## What is asked
The data must be returned in full and exactly as given.

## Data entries

— begin —

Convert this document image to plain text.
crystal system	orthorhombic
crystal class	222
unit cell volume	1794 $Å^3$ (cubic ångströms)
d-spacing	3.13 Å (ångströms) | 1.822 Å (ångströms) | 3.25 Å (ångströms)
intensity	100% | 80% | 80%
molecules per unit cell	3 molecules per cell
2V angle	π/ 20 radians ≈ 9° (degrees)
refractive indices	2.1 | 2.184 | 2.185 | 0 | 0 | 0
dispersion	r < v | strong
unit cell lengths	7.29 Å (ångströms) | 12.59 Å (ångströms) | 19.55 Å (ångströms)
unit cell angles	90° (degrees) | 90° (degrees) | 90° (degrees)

— end —

## Worked answer
Convert this document image to plain text.
crystal system	orthorhombic
crystal class	222
unit cell volume	1794 $Å^3$ (cubic ångströms)
d-spacing	3.13 Å (ångströms) | 1.822 Å (ångströms) | 3.25 Å (ångströms)
intensity	100% | 80% | 80%
molecules per unit cell	3 molecules per cell
2V angle	π/ 20 radians ≈ 9° (degrees)
refractive indices	2.1 | 2.184 | 2.185 | 0 | 0 | 0
dispersion	r < v | strong
unit cell lengths	7.29 Å (ångströms) | 12.59 Å (ångströms) | 19.55 Å (ångströms)
unit cell angles	90° (degrees) | 90° (degrees) | 90° (degrees)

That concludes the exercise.